[START]

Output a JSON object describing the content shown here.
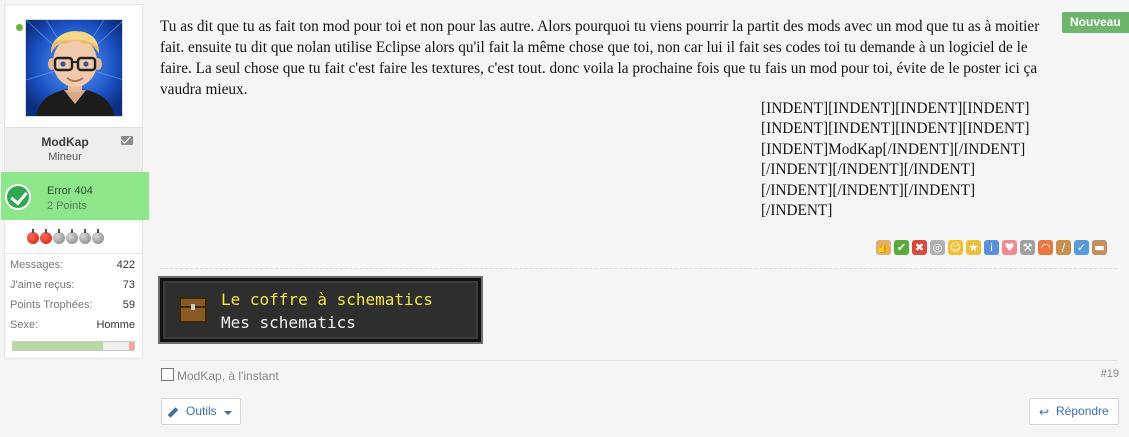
{
  "user": {
    "username": "ModKap",
    "title": "Mineur",
    "online": true
  },
  "trophy": {
    "name": "Error 404",
    "points": "2 Points"
  },
  "rating": {
    "filled": 2,
    "total": 6
  },
  "stats": [
    {
      "label": "Messages:",
      "value": "422"
    },
    {
      "label": "J'aime reçus:",
      "value": "73"
    },
    {
      "label": "Points Trophées:",
      "value": "59"
    },
    {
      "label": "Sexe:",
      "value": "Homme"
    }
  ],
  "gender_bar": {
    "male_fraction": 0.74,
    "female_fraction": 0.04
  },
  "post": {
    "text": "Tu as dit que tu as fait ton mod pour toi et non pour las autre. Alors pourquoi tu viens pourrir la partit des mods avec un mod que tu as à moitier fait. ensuite tu dit que nolan utilise Eclipse alors qu'il fait la même chose que toi, non car lui il fait ses codes toi tu demande à un logiciel de le faire. La seul chose que tu fait c'est faire les textures, c'est tout. donc voila la prochaine fois que tu fais un mod pour toi, évite de le poster ici ça vaudra mieux.",
    "indent_lines": [
      "[INDENT][INDENT][INDENT][INDENT]",
      "[INDENT][INDENT][INDENT][INDENT]",
      "[INDENT]ModKap[/INDENT][/INDENT]",
      "[/INDENT][/INDENT][/INDENT]",
      "[/INDENT][/INDENT][/INDENT]",
      "[/INDENT]"
    ],
    "badge": "Nouveau"
  },
  "reactions": [
    {
      "icon": "thumbs-up-icon",
      "glyph": "👍",
      "color": "#e0b070"
    },
    {
      "icon": "check-icon",
      "glyph": "✔",
      "color": "#5aaa3a"
    },
    {
      "icon": "cross-icon",
      "glyph": "✖",
      "color": "#d84a3a"
    },
    {
      "icon": "facepalm-icon",
      "glyph": "◎",
      "color": "#b0b0b0"
    },
    {
      "icon": "laugh-icon",
      "glyph": "☺",
      "color": "#f0c030"
    },
    {
      "icon": "medal-icon",
      "glyph": "★",
      "color": "#e8c040"
    },
    {
      "icon": "info-icon",
      "glyph": "i",
      "color": "#5b8fd8"
    },
    {
      "icon": "heart-icon",
      "glyph": "♥",
      "color": "#f08a90"
    },
    {
      "icon": "wrench-icon",
      "glyph": "⚒",
      "color": "#a0a0a0"
    },
    {
      "icon": "rainbow-icon",
      "glyph": "◠",
      "color": "#e87840"
    },
    {
      "icon": "brush-icon",
      "glyph": "/",
      "color": "#c89050"
    },
    {
      "icon": "spelling-icon",
      "glyph": "✓",
      "color": "#5a9ad8"
    },
    {
      "icon": "box-icon",
      "glyph": "▬",
      "color": "#c09060"
    }
  ],
  "signature": {
    "line1": "Le coffre à schematics",
    "line2": "Mes schematics"
  },
  "meta": {
    "author": "ModKap, à l'instant",
    "post_number": "#19"
  },
  "buttons": {
    "tools": "Outils",
    "reply": "Répondre"
  }
}
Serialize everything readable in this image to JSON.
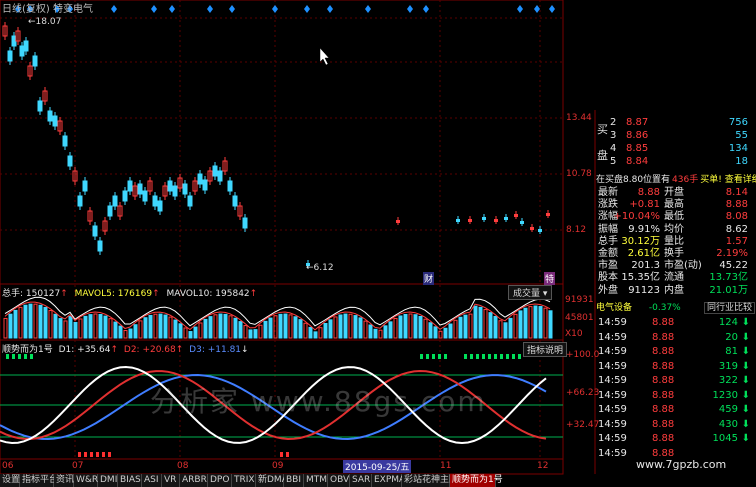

[END]

-- Given problem --
Give the material again exactly as it is, but keep the pictures out.

-- Reply --
Output a JSON object describing the content shown here.
{
  "user": {
    "username": "ModKap",
    "title": "Mineur",
    "online": true
  },
  "trophy": {
    "name": "Error 404",
    "points": "2 Points"
  },
  "rating": {
    "filled": 2,
    "total": 6
  },
  "stats": [
    {
      "label": "Messages:",
      "value": "422"
    },
    {
      "label": "J'aime reçus:",
      "value": "73"
    },
    {
      "label": "Points Trophées:",
      "value": "59"
    },
    {
      "label": "Sexe:",
      "value": "Homme"
    }
  ],
  "gender_bar": {
    "male_fraction": 0.74,
    "female_fraction": 0.04
  },
  "post": {
    "text": "Tu as dit que tu as fait ton mod pour toi et non pour las autre. Alors pourquoi tu viens pourrir la partit des mods avec un mod que tu as à moitier fait. ensuite tu dit que nolan utilise Eclipse alors qu'il fait la même chose que toi, non car lui il fait ses codes toi tu demande à un logiciel de le faire. La seul chose que tu fait c'est faire les textures, c'est tout. donc voila la prochaine fois que tu fais un mod pour toi, évite de le poster ici ça vaudra mieux.",
    "indent_lines": [
      "[INDENT][INDENT][INDENT][INDENT]",
      "[INDENT][INDENT][INDENT][INDENT]",
      "[INDENT]ModKap[/INDENT][/INDENT]",
      "[/INDENT][/INDENT][/INDENT]",
      "[/INDENT][/INDENT][/INDENT]",
      "[/INDENT]"
    ],
    "badge": "Nouveau"
  },
  "reactions": [
    {
      "icon": "thumbs-up-icon",
      "glyph": "👍",
      "color": "#e0b070"
    },
    {
      "icon": "check-icon",
      "glyph": "✔",
      "color": "#5aaa3a"
    },
    {
      "icon": "cross-icon",
      "glyph": "✖",
      "color": "#d84a3a"
    },
    {
      "icon": "facepalm-icon",
      "glyph": "◎",
      "color": "#b0b0b0"
    },
    {
      "icon": "laugh-icon",
      "glyph": "☺",
      "color": "#f0c030"
    },
    {
      "icon": "medal-icon",
      "glyph": "★",
      "color": "#e8c040"
    },
    {
      "icon": "info-icon",
      "glyph": "i",
      "color": "#5b8fd8"
    },
    {
      "icon": "heart-icon",
      "glyph": "♥",
      "color": "#f08a90"
    },
    {
      "icon": "wrench-icon",
      "glyph": "⚒",
      "color": "#a0a0a0"
    },
    {
      "icon": "rainbow-icon",
      "glyph": "◠",
      "color": "#e87840"
    },
    {
      "icon": "brush-icon",
      "glyph": "/",
      "color": "#c89050"
    },
    {
      "icon": "spelling-icon",
      "glyph": "✓",
      "color": "#5a9ad8"
    },
    {
      "icon": "box-icon",
      "glyph": "▬",
      "color": "#c09060"
    }
  ],
  "signature": {
    "line1": "Le coffre à schematics",
    "line2": "Mes schematics"
  },
  "meta": {
    "author": "ModKap, à l'instant",
    "post_number": "#19"
  },
  "buttons": {
    "tools": "Outils",
    "reply": "Répondre"
  }
}
Serialize everything readable in this image to JSON.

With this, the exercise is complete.